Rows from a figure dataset
• • • •
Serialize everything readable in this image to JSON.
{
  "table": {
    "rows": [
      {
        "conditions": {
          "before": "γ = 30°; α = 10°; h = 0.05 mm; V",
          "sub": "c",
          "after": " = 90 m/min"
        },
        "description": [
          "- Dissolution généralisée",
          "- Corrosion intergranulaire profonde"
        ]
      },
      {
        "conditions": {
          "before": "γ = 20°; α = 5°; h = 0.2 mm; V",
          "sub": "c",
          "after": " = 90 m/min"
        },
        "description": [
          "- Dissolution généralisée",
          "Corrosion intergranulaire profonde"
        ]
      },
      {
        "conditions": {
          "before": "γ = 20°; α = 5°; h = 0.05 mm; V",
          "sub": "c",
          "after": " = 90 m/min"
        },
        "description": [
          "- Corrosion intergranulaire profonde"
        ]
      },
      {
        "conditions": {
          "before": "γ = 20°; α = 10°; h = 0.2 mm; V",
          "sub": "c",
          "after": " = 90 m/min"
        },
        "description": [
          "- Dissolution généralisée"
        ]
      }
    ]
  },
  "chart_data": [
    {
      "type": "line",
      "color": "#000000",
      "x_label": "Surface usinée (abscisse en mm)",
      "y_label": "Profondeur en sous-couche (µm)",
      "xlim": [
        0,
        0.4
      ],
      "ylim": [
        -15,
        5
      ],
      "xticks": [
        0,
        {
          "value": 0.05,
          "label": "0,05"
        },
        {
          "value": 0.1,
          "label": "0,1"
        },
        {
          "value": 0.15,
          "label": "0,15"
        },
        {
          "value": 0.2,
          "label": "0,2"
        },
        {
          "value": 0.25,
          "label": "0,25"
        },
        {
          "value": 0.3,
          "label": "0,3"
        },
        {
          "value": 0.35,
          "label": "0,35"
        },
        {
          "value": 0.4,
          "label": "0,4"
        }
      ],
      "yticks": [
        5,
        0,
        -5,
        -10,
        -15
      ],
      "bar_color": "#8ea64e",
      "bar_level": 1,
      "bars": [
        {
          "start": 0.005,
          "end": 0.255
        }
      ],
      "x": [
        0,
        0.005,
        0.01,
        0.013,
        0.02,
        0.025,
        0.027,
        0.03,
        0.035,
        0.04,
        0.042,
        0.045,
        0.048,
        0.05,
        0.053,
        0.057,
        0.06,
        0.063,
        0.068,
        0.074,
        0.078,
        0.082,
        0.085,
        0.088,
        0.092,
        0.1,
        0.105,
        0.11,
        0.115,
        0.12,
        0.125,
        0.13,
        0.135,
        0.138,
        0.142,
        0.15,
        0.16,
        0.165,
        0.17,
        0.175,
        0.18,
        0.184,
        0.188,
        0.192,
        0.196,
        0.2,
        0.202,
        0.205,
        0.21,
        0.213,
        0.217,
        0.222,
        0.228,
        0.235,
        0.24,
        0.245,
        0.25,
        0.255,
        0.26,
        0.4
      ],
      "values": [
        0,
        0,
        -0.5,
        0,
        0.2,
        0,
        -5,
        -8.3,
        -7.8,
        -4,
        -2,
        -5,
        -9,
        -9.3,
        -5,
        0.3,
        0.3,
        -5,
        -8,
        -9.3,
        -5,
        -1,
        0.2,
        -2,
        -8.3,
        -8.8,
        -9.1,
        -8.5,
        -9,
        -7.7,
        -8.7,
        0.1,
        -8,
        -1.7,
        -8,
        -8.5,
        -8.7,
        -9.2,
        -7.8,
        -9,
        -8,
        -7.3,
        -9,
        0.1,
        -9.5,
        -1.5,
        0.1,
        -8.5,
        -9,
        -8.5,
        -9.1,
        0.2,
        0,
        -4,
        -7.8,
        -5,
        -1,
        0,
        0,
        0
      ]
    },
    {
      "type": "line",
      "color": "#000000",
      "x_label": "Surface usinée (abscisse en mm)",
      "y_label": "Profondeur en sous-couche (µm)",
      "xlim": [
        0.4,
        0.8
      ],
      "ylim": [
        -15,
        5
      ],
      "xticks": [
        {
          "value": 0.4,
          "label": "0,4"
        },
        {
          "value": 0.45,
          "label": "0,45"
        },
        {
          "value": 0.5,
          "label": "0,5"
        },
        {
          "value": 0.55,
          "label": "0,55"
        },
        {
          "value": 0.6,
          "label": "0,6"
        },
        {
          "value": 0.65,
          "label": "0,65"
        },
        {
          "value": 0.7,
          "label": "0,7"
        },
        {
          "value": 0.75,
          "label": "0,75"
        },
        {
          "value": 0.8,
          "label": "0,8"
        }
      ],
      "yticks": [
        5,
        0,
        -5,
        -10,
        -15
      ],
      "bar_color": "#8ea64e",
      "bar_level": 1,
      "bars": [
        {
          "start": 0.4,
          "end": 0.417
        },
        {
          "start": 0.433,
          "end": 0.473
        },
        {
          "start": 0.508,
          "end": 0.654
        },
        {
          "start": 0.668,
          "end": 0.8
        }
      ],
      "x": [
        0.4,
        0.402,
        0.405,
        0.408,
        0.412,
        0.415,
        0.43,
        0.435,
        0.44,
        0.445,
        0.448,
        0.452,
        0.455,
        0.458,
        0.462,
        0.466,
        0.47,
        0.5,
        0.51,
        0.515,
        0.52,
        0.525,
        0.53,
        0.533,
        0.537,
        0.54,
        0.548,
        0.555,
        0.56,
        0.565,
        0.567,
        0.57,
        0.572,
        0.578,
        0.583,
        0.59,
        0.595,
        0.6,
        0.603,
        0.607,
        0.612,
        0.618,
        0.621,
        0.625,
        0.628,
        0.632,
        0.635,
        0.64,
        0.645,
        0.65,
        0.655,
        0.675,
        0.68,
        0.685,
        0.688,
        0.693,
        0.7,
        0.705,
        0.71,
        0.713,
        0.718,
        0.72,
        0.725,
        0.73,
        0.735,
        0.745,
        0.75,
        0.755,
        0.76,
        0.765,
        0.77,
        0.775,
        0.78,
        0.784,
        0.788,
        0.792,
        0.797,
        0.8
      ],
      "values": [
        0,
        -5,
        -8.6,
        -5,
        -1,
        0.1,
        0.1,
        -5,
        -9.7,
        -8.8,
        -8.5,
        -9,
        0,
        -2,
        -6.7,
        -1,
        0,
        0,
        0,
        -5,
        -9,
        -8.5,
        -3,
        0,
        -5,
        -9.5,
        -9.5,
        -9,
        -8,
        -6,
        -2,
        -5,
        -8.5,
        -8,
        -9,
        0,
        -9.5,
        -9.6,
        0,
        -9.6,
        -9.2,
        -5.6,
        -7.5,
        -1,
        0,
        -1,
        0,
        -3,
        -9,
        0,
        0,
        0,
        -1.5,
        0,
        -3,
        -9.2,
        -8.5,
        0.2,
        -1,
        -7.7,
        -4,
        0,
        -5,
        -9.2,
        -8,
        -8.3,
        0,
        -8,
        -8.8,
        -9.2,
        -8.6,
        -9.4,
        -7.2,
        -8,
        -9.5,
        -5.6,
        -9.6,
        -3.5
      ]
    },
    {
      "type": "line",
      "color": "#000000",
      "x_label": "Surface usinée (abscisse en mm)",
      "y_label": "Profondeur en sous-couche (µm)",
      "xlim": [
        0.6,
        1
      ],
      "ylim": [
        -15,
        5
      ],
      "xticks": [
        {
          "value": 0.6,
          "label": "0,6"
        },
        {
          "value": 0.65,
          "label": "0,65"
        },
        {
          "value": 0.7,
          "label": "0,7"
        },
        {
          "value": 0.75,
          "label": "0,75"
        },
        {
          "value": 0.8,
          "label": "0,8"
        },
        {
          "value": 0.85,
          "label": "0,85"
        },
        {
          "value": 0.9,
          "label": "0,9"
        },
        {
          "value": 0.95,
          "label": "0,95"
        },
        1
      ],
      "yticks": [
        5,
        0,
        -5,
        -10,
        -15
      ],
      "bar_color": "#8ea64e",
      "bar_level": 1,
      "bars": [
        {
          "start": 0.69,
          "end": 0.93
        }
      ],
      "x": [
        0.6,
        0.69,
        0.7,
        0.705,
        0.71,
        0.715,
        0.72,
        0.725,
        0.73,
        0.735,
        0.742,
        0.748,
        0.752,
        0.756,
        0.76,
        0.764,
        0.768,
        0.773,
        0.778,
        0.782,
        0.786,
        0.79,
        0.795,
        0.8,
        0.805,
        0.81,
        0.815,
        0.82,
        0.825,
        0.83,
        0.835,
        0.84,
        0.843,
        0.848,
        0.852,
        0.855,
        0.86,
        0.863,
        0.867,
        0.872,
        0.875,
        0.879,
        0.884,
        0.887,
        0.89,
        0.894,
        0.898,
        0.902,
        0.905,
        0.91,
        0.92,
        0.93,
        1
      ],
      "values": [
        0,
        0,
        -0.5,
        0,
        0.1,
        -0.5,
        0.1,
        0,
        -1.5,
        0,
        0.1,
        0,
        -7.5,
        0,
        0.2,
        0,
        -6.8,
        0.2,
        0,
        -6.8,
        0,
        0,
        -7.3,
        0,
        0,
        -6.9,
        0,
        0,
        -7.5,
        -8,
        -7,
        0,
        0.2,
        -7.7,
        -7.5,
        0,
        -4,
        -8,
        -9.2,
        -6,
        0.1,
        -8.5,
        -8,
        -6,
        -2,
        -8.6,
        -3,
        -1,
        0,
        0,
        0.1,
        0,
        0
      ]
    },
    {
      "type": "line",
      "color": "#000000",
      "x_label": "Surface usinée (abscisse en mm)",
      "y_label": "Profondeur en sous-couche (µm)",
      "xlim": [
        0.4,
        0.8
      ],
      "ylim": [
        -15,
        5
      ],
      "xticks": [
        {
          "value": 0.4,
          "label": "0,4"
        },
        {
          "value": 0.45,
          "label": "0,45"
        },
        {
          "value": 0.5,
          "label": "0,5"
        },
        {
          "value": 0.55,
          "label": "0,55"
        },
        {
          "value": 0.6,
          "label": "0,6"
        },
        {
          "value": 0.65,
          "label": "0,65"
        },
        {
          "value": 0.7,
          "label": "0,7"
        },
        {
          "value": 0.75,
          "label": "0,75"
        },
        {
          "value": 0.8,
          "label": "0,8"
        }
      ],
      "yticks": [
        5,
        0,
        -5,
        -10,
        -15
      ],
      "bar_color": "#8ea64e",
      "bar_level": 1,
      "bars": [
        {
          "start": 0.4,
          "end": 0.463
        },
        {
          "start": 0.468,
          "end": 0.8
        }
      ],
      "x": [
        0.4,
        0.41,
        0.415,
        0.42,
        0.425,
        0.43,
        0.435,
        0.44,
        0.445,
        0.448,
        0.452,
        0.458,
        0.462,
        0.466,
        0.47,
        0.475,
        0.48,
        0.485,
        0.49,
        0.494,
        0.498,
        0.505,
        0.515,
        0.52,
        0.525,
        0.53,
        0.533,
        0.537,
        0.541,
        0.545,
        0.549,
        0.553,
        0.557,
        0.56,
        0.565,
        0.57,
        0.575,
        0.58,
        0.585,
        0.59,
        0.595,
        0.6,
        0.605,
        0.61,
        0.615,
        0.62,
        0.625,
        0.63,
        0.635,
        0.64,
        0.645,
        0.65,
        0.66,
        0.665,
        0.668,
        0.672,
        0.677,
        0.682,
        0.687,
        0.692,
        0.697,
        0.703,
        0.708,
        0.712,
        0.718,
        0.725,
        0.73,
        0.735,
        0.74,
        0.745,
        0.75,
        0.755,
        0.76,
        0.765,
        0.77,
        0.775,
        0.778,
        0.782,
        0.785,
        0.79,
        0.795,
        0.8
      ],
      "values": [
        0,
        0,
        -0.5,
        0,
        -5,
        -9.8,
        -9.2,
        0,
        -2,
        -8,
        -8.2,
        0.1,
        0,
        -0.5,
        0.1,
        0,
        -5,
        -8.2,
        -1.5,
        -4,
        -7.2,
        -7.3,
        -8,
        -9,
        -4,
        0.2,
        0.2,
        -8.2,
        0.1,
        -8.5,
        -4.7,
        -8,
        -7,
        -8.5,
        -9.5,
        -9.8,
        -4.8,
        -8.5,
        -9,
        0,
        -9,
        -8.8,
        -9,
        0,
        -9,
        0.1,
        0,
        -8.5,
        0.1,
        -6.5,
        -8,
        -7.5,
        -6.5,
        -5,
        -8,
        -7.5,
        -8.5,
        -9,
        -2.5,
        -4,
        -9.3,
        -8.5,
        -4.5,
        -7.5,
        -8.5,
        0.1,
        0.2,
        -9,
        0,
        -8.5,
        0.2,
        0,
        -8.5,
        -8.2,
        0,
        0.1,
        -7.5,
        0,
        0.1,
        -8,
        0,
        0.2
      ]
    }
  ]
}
• • • •
AIM: Return all the lines that contain the string "before".

TASK SOLUTION:
          "before": "γ = 30°; α = 10°; h = 0.05 mm; V",
          "before": "γ = 20°; α = 5°; h = 0.2 mm; V",
          "before": "γ = 20°; α = 5°; h = 0.05 mm; V",
          "before": "γ = 20°; α = 10°; h = 0.2 mm; V",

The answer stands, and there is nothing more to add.